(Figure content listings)
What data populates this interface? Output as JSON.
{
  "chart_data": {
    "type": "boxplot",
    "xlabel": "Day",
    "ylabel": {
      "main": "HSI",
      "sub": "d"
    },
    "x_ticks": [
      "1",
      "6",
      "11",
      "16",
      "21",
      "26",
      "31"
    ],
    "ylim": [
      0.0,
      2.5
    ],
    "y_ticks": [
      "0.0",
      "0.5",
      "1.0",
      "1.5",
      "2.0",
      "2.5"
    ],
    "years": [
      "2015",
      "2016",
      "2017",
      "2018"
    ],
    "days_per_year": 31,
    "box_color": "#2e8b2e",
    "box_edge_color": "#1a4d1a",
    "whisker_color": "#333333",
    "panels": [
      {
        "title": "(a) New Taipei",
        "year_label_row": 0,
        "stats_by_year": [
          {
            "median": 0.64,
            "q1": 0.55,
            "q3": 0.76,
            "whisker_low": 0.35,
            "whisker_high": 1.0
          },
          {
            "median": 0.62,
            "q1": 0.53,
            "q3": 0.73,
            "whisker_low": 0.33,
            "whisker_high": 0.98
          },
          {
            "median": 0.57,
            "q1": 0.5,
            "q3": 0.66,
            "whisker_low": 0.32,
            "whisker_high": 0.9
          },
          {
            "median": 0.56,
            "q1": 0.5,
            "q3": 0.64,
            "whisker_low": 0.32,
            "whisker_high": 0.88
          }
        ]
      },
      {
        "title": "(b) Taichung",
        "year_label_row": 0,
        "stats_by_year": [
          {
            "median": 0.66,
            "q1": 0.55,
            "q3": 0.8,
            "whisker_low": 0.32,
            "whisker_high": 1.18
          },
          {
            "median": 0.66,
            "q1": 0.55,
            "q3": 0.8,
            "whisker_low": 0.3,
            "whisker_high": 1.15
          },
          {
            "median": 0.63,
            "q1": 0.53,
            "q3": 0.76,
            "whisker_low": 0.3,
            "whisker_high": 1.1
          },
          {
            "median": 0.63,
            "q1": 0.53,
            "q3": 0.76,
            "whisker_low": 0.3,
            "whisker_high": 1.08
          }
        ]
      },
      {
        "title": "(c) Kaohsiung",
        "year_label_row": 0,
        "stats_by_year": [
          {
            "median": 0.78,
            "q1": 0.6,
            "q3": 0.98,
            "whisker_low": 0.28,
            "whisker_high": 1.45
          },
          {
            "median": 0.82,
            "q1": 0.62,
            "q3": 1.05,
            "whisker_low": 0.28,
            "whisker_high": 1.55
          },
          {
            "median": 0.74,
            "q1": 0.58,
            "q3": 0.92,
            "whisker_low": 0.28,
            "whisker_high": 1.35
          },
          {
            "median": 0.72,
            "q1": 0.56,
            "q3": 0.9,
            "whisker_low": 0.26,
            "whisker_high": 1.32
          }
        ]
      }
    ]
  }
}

PROBLEM DESCRIPTION: Output the listing above exactly as it appears.

TASK OUTPUT:
What data populates this interface? Output as JSON.
{
  "chart_data": {
    "type": "boxplot",
    "xlabel": "Day",
    "ylabel": {
      "main": "HSI",
      "sub": "d"
    },
    "x_ticks": [
      "1",
      "6",
      "11",
      "16",
      "21",
      "26",
      "31"
    ],
    "ylim": [
      0.0,
      2.5
    ],
    "y_ticks": [
      "0.0",
      "0.5",
      "1.0",
      "1.5",
      "2.0",
      "2.5"
    ],
    "years": [
      "2015",
      "2016",
      "2017",
      "2018"
    ],
    "days_per_year": 31,
    "box_color": "#2e8b2e",
    "box_edge_color": "#1a4d1a",
    "whisker_color": "#333333",
    "panels": [
      {
        "title": "(a) New Taipei",
        "year_label_row": 0,
        "stats_by_year": [
          {
            "median": 0.64,
            "q1": 0.55,
            "q3": 0.76,
            "whisker_low": 0.35,
            "whisker_high": 1.0
          },
          {
            "median": 0.62,
            "q1": 0.53,
            "q3": 0.73,
            "whisker_low": 0.33,
            "whisker_high": 0.98
          },
          {
            "median": 0.57,
            "q1": 0.5,
            "q3": 0.66,
            "whisker_low": 0.32,
            "whisker_high": 0.9
          },
          {
            "median": 0.56,
            "q1": 0.5,
            "q3": 0.64,
            "whisker_low": 0.32,
            "whisker_high": 0.88
          }
        ]
      },
      {
        "title": "(b) Taichung",
        "year_label_row": 0,
        "stats_by_year": [
          {
            "median": 0.66,
            "q1": 0.55,
            "q3": 0.8,
            "whisker_low": 0.32,
            "whisker_high": 1.18
          },
          {
            "median": 0.66,
            "q1": 0.55,
            "q3": 0.8,
            "whisker_low": 0.3,
            "whisker_high": 1.15
          },
          {
            "median": 0.63,
            "q1": 0.53,
            "q3": 0.76,
            "whisker_low": 0.3,
            "whisker_high": 1.1
          },
          {
            "median": 0.63,
            "q1": 0.53,
            "q3": 0.76,
            "whisker_low": 0.3,
            "whisker_high": 1.08
          }
        ]
      },
      {
        "title": "(c) Kaohsiung",
        "year_label_row": 0,
        "stats_by_year": [
          {
            "median": 0.78,
            "q1": 0.6,
            "q3": 0.98,
            "whisker_low": 0.28,
            "whisker_high": 1.45
          },
          {
            "median": 0.82,
            "q1": 0.62,
            "q3": 1.05,
            "whisker_low": 0.28,
            "whisker_high": 1.55
          },
          {
            "median": 0.74,
            "q1": 0.58,
            "q3": 0.92,
            "whisker_low": 0.28,
            "whisker_high": 1.35
          },
          {
            "median": 0.72,
            "q1": 0.56,
            "q3": 0.9,
            "whisker_low": 0.26,
            "whisker_high": 1.32
          }
        ]
      }
    ]
  }
}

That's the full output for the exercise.